[EXERCISE DIRECTIONS]
Across all the lines below, how many contain the string "temperature"? Please reply with the number only.

^^^^^^^^^^^^^^^^

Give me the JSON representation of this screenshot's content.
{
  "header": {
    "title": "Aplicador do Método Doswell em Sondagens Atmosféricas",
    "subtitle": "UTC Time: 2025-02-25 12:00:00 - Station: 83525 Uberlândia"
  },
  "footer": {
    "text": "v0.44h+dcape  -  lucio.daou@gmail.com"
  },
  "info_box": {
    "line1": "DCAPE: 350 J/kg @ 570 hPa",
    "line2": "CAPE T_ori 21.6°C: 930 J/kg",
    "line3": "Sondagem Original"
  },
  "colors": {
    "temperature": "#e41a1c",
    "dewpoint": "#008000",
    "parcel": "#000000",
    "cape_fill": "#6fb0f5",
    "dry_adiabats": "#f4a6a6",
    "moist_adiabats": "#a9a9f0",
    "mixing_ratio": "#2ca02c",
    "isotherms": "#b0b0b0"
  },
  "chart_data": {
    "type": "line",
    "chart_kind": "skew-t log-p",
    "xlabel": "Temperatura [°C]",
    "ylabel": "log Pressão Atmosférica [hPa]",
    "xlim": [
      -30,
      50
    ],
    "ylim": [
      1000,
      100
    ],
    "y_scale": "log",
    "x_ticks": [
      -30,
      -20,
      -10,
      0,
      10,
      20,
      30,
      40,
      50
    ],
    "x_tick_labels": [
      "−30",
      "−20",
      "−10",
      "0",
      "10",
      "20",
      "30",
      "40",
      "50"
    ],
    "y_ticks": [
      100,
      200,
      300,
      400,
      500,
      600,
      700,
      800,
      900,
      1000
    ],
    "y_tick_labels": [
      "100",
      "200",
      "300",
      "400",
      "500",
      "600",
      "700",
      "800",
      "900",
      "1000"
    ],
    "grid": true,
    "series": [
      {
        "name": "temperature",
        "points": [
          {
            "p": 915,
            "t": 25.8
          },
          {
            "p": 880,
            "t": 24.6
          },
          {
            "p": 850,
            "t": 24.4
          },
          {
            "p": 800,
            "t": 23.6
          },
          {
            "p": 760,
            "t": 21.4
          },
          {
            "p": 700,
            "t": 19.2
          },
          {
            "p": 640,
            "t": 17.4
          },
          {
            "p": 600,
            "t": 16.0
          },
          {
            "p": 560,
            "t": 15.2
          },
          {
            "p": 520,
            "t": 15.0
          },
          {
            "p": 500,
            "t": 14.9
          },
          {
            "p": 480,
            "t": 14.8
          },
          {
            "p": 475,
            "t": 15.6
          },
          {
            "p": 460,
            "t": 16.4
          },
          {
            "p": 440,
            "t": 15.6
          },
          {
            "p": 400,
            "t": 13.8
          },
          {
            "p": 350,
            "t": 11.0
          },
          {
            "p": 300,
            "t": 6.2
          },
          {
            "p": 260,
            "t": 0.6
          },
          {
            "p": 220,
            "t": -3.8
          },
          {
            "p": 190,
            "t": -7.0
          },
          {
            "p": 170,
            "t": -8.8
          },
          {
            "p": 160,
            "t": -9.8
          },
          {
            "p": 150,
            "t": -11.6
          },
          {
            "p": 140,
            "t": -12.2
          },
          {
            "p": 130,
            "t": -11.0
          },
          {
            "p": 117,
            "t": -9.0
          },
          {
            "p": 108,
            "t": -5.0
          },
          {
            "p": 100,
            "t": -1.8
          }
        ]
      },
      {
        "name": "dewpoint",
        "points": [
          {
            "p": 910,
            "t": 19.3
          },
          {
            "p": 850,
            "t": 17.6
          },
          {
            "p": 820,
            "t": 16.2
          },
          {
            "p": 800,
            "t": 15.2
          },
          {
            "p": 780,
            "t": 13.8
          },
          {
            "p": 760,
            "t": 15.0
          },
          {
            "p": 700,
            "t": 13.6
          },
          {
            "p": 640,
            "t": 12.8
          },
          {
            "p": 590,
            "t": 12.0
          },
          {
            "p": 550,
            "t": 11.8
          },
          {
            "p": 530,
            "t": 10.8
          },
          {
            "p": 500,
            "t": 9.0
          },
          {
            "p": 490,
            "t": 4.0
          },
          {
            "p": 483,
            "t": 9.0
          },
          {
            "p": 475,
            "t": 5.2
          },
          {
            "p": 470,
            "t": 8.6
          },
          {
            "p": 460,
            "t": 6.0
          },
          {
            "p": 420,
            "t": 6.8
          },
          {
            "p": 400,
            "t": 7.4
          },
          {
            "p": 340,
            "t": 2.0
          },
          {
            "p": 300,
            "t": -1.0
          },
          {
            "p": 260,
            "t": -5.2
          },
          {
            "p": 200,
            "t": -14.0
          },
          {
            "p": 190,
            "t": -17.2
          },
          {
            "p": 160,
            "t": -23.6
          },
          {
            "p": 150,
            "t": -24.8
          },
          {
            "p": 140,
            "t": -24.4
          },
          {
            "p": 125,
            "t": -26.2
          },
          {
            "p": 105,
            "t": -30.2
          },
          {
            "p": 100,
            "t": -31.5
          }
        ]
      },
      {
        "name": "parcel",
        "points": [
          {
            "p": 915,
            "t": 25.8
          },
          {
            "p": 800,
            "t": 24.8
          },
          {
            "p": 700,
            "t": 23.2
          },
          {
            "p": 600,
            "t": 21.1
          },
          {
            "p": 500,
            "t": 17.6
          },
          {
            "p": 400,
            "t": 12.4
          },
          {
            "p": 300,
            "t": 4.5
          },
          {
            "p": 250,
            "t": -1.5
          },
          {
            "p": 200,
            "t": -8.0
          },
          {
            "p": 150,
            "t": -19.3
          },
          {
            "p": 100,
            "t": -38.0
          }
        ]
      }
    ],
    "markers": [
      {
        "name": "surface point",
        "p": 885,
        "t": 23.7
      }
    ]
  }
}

^^^^^^^^^^^^^^^^

[COMPLETE ANSWER]
2